_EXTRACTED DATA_
=======
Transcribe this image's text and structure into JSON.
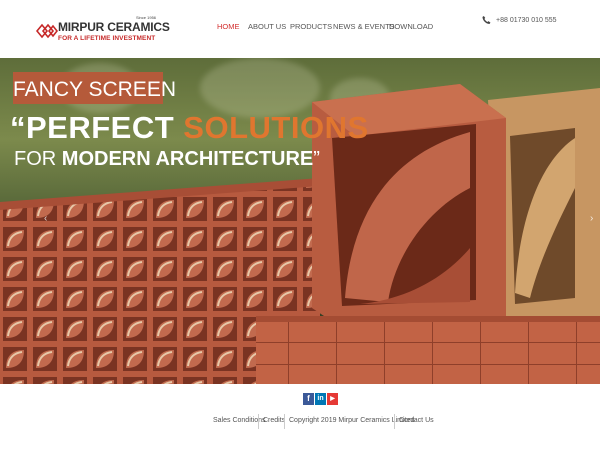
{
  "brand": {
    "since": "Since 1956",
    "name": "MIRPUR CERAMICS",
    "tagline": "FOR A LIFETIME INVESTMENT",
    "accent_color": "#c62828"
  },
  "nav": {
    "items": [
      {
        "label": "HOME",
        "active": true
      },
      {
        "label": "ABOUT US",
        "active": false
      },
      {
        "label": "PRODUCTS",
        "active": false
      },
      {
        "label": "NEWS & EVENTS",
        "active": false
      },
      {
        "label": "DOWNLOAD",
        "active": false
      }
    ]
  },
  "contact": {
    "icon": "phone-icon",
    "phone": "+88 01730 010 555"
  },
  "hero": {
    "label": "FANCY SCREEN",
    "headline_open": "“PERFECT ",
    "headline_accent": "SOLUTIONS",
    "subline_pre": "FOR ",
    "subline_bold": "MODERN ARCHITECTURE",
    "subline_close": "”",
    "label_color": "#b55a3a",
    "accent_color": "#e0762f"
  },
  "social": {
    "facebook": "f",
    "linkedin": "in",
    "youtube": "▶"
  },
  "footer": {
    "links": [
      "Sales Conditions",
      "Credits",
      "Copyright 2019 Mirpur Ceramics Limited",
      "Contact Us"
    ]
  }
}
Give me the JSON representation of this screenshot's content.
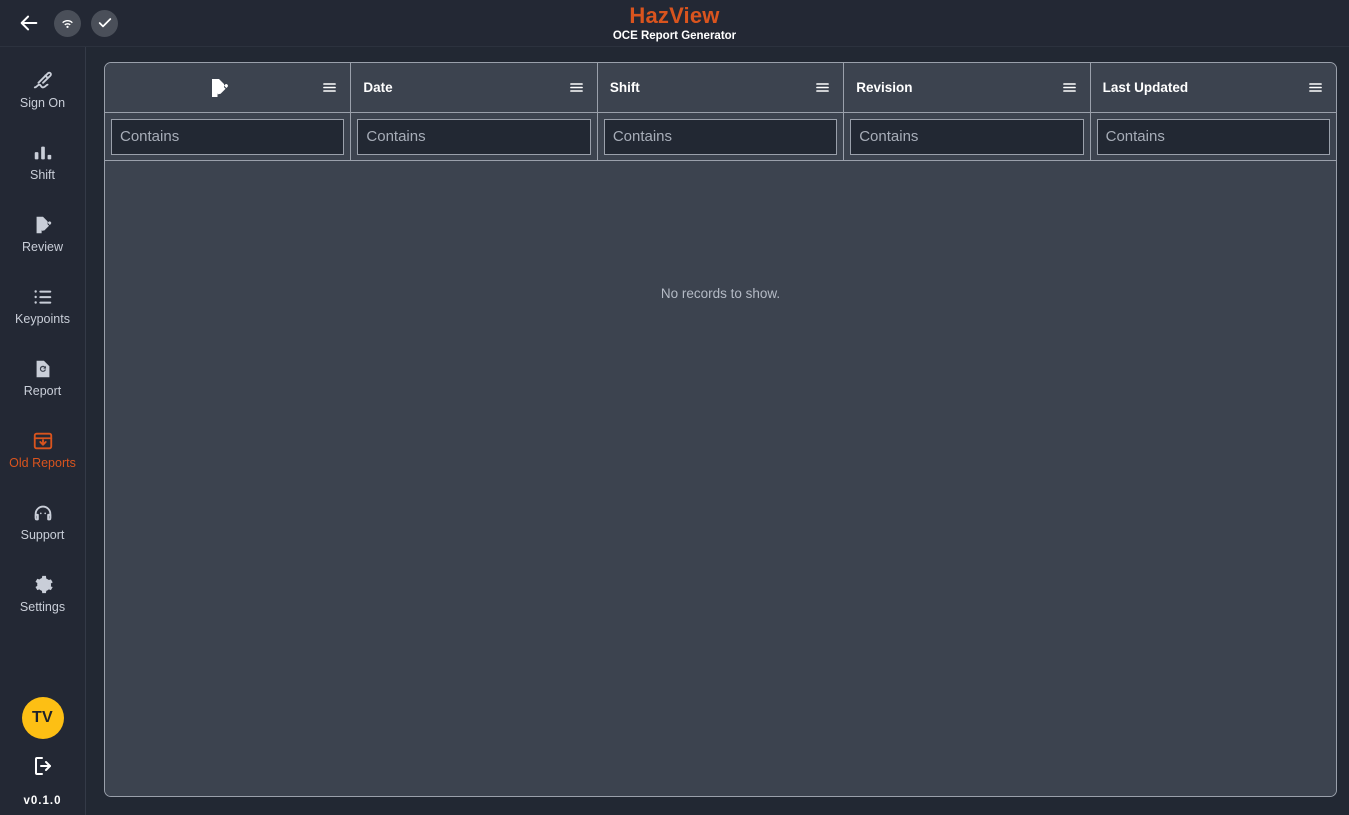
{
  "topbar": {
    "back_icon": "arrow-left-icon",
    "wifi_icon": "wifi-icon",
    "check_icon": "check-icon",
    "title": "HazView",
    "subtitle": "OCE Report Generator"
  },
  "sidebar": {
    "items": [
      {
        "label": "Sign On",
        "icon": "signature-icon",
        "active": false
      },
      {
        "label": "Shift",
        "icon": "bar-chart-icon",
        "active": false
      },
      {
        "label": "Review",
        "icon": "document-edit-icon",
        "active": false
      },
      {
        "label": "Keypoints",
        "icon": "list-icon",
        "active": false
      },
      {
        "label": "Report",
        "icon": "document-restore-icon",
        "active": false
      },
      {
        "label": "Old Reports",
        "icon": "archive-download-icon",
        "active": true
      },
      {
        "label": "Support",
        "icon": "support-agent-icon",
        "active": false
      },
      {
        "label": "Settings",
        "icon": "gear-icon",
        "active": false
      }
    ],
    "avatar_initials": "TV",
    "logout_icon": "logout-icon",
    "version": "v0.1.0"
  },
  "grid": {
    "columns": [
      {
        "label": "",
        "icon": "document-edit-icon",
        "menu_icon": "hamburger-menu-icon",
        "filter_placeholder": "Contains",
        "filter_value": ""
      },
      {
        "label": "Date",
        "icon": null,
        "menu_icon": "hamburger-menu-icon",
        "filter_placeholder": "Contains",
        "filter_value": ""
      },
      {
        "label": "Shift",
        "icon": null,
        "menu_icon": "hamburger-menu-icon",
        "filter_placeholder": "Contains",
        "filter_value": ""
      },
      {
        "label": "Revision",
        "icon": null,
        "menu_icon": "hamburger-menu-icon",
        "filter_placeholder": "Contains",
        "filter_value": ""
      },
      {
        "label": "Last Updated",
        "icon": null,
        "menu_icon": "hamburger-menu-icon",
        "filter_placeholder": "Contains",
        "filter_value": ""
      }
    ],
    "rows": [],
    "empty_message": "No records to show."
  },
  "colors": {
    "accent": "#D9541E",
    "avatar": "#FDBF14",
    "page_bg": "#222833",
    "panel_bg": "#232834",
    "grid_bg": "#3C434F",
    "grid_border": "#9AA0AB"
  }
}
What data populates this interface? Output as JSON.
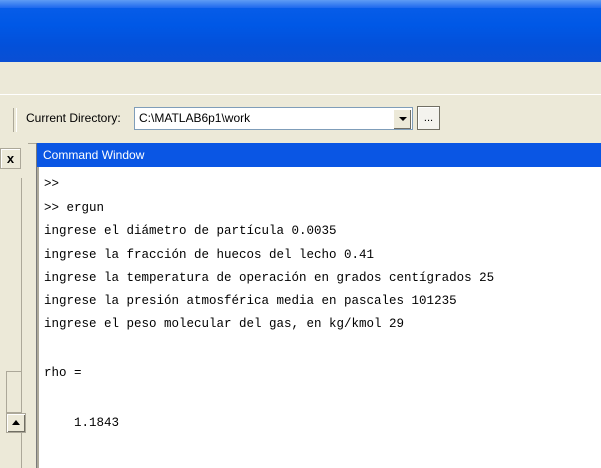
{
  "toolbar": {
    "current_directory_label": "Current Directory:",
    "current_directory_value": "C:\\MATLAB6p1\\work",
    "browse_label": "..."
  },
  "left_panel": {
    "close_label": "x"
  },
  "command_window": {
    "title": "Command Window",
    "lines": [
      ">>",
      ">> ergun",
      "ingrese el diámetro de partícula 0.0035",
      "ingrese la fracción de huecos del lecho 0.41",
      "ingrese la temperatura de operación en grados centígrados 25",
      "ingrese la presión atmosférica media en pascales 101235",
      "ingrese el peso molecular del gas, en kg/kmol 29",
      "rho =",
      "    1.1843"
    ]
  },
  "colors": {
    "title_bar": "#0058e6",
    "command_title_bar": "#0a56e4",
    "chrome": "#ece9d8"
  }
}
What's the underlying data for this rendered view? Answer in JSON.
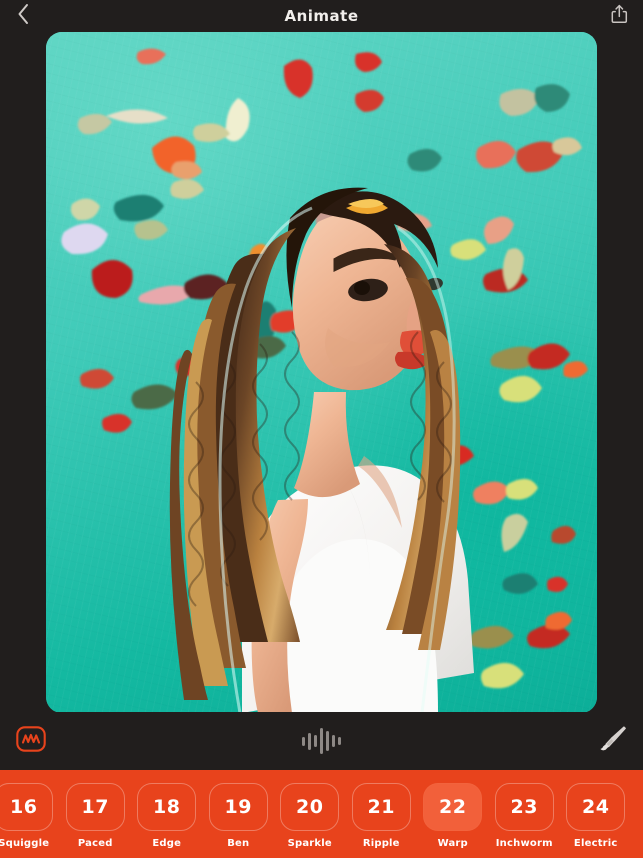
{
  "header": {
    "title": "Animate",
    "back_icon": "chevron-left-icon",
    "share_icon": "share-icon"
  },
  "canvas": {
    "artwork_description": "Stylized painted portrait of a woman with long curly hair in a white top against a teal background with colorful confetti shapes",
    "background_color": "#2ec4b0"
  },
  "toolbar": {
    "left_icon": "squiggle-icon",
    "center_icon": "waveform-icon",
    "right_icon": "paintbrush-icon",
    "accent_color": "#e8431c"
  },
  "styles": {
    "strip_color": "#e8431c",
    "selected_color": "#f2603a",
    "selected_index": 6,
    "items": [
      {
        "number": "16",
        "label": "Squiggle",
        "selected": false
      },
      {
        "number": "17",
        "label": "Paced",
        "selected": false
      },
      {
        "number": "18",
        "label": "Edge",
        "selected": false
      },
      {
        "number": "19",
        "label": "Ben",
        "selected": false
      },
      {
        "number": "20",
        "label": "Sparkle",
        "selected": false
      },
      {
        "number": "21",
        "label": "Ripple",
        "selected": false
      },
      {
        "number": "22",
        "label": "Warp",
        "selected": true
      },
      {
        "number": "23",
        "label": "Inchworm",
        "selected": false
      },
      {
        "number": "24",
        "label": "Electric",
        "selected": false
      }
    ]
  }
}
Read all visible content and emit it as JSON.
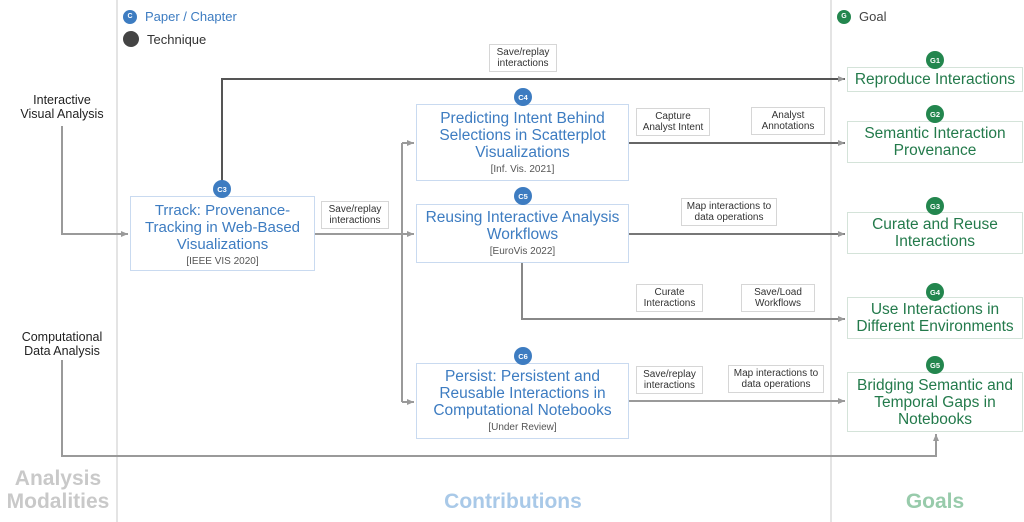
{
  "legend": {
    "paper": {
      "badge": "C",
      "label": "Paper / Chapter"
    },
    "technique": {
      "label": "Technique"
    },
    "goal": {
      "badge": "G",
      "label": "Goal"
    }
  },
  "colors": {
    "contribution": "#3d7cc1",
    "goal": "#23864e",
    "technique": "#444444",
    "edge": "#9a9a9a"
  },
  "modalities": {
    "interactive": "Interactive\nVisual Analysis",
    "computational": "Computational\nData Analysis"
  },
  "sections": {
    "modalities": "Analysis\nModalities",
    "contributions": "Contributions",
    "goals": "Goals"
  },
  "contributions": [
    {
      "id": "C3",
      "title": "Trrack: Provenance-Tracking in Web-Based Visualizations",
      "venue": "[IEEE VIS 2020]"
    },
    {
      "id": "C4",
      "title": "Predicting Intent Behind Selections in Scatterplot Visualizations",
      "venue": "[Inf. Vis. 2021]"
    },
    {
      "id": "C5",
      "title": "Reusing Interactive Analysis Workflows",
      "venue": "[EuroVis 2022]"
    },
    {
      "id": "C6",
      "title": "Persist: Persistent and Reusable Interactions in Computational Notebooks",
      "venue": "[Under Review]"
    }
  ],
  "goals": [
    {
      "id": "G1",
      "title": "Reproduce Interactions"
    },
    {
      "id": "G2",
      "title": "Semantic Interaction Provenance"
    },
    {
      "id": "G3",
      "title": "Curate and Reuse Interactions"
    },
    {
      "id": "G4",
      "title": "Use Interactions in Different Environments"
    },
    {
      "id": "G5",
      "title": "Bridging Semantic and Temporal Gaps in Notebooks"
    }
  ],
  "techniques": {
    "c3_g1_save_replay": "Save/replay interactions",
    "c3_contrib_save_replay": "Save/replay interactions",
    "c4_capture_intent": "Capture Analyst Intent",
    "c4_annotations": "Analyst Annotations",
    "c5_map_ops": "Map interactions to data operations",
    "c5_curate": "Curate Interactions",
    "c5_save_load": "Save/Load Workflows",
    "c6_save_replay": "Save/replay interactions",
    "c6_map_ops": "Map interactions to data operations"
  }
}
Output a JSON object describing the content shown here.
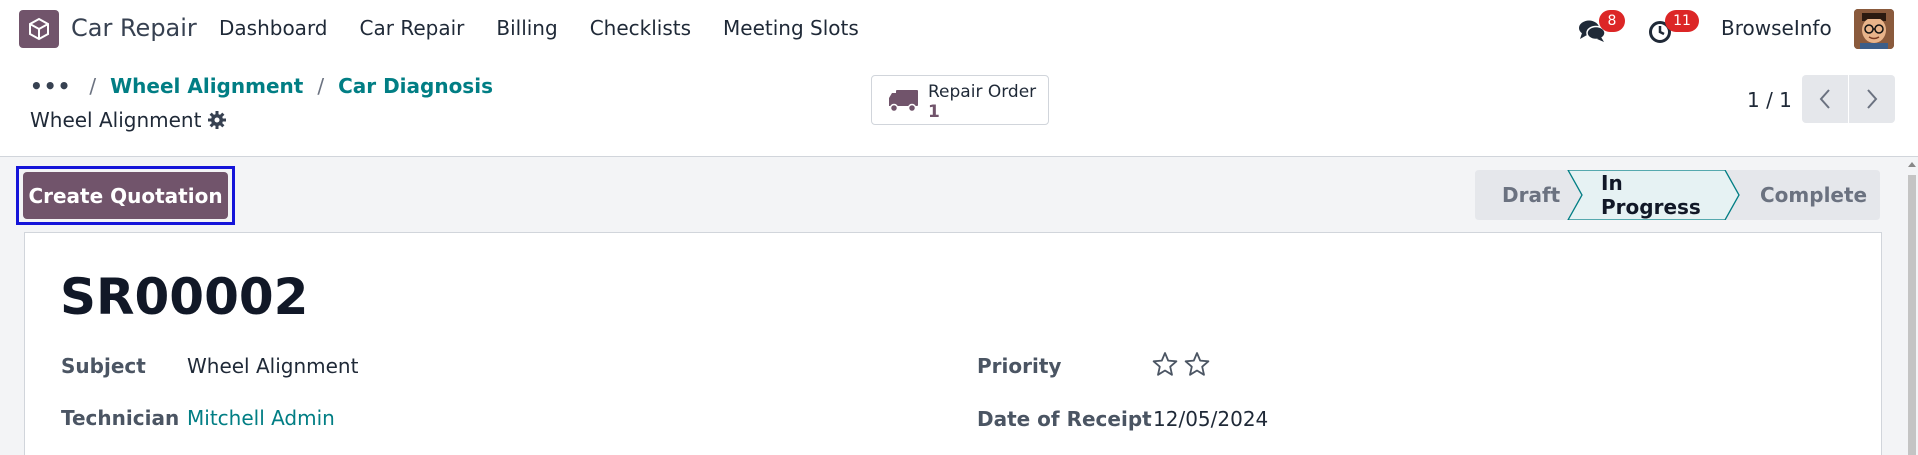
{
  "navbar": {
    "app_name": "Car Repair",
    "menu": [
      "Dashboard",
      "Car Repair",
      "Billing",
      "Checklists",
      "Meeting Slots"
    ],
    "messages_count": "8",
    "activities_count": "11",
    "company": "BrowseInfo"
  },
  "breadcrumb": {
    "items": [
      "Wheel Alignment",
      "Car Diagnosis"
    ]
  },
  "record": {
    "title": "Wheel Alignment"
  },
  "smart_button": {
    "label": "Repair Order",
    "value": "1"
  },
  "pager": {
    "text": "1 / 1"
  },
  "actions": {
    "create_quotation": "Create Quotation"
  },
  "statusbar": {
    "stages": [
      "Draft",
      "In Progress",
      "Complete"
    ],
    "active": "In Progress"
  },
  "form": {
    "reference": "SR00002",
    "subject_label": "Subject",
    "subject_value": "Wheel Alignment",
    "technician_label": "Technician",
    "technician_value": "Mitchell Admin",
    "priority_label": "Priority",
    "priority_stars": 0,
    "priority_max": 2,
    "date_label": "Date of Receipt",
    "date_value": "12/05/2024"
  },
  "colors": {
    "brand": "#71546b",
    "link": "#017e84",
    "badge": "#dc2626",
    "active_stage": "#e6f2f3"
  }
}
=======
_SHORT TASK_
Return every line containing "text".

_OUTPUT FOR THIS TASK_
Transcribe this image's text and structure into JSON.
    "text": "1 / 1"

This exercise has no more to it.